* [Task prompt]: Write out the listing below without alteration, omitting its pictures.

* [Dataset rows]:
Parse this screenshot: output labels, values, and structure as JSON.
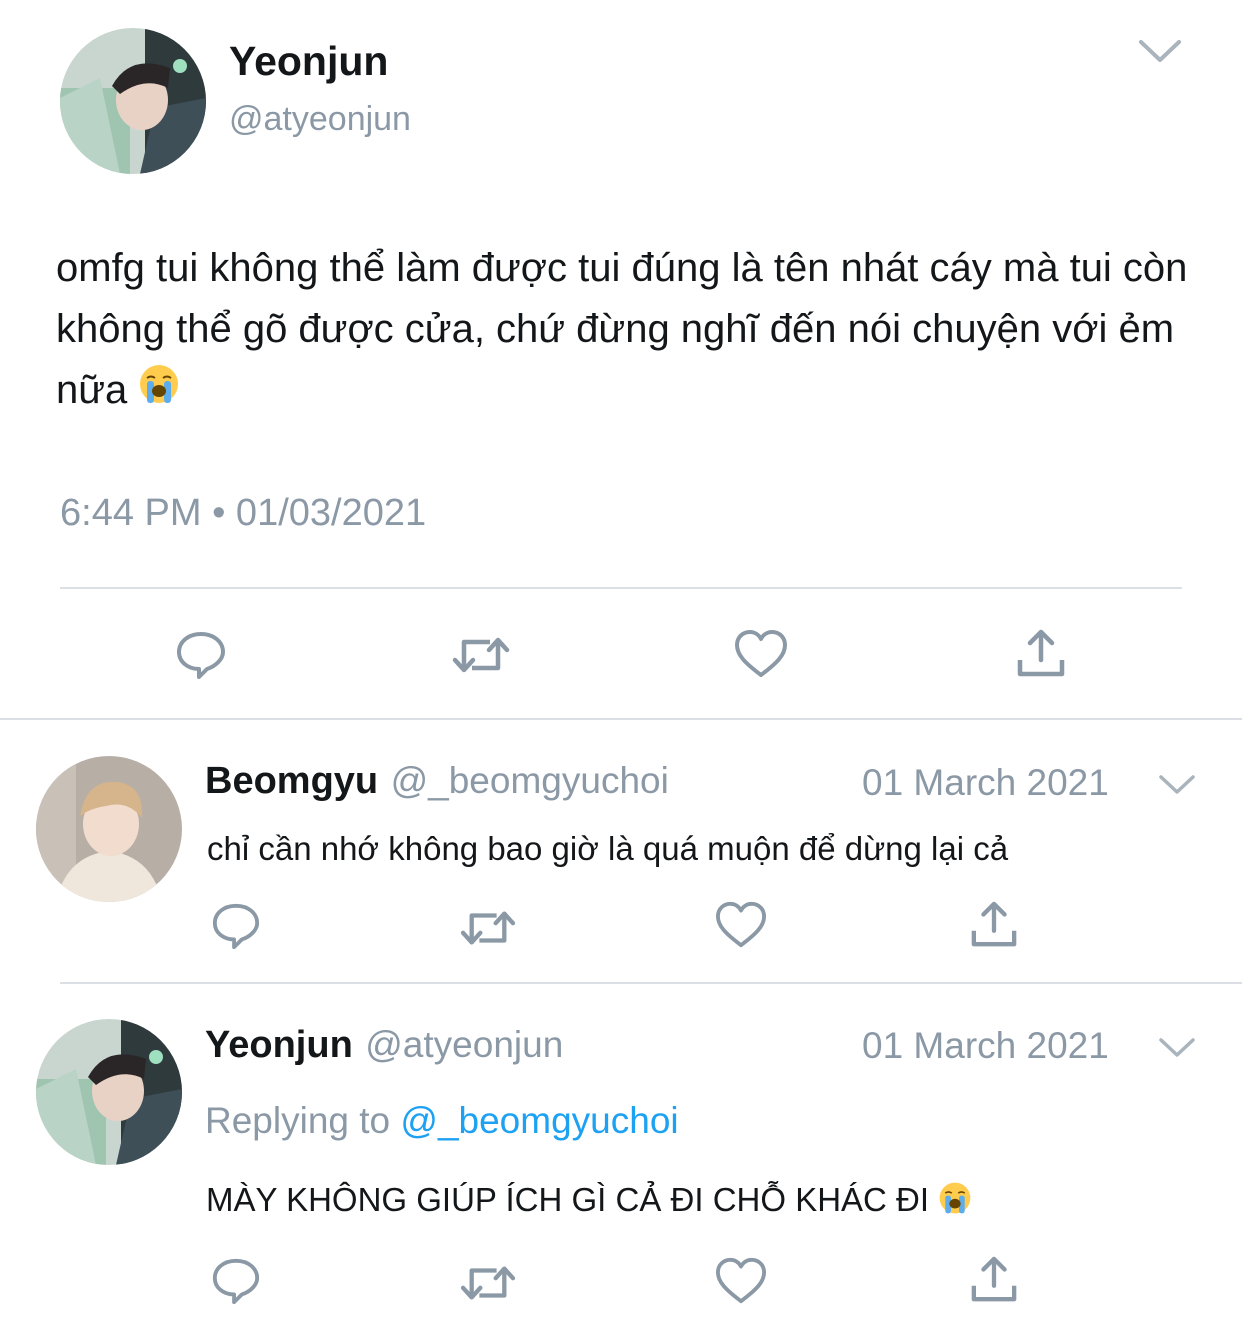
{
  "main_tweet": {
    "name": "Yeonjun",
    "handle": "@atyeonjun",
    "text": "omfg tui không thể làm được tui đúng là tên nhát cáy mà tui còn không thể gõ được cửa, chứ đừng nghĩ đến nói chuyện với ẻm nữa",
    "emoji": "loudly-crying-face",
    "timestamp": "6:44 PM • 01/03/2021"
  },
  "replies": [
    {
      "name": "Beomgyu",
      "handle": "@_beomgyuchoi",
      "date": "01 March 2021",
      "text": "chỉ cần nhớ không bao giờ là quá muộn để dừng lại cả"
    },
    {
      "name": "Yeonjun",
      "handle": "@atyeonjun",
      "date": "01 March 2021",
      "replying_label": "Replying to",
      "replying_to": "@_beomgyuchoi",
      "text": "MÀY KHÔNG GIÚP ÍCH GÌ CẢ ĐI CHỖ KHÁC ĐI",
      "emoji": "loudly-crying-face"
    }
  ],
  "icons": [
    "reply-icon",
    "retweet-icon",
    "like-icon",
    "share-icon",
    "chevron-down-icon"
  ],
  "colors": {
    "text": "#14171a",
    "muted": "#8b98a5",
    "link": "#1da1f2",
    "divider": "#dcdfe3"
  }
}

* [Response]:
Parse this screenshot: output labels, values, and structure as JSON.
{
  "main_tweet": {
    "name": "Yeonjun",
    "handle": "@atyeonjun",
    "text": "omfg tui không thể làm được tui đúng là tên nhát cáy mà tui còn không thể gõ được cửa, chứ đừng nghĩ đến nói chuyện với ẻm nữa",
    "emoji": "loudly-crying-face",
    "timestamp": "6:44 PM • 01/03/2021"
  },
  "replies": [
    {
      "name": "Beomgyu",
      "handle": "@_beomgyuchoi",
      "date": "01 March 2021",
      "text": "chỉ cần nhớ không bao giờ là quá muộn để dừng lại cả"
    },
    {
      "name": "Yeonjun",
      "handle": "@atyeonjun",
      "date": "01 March 2021",
      "replying_label": "Replying to",
      "replying_to": "@_beomgyuchoi",
      "text": "MÀY KHÔNG GIÚP ÍCH GÌ CẢ ĐI CHỖ KHÁC ĐI",
      "emoji": "loudly-crying-face"
    }
  ],
  "icons": [
    "reply-icon",
    "retweet-icon",
    "like-icon",
    "share-icon",
    "chevron-down-icon"
  ],
  "colors": {
    "text": "#14171a",
    "muted": "#8b98a5",
    "link": "#1da1f2",
    "divider": "#dcdfe3"
  }
}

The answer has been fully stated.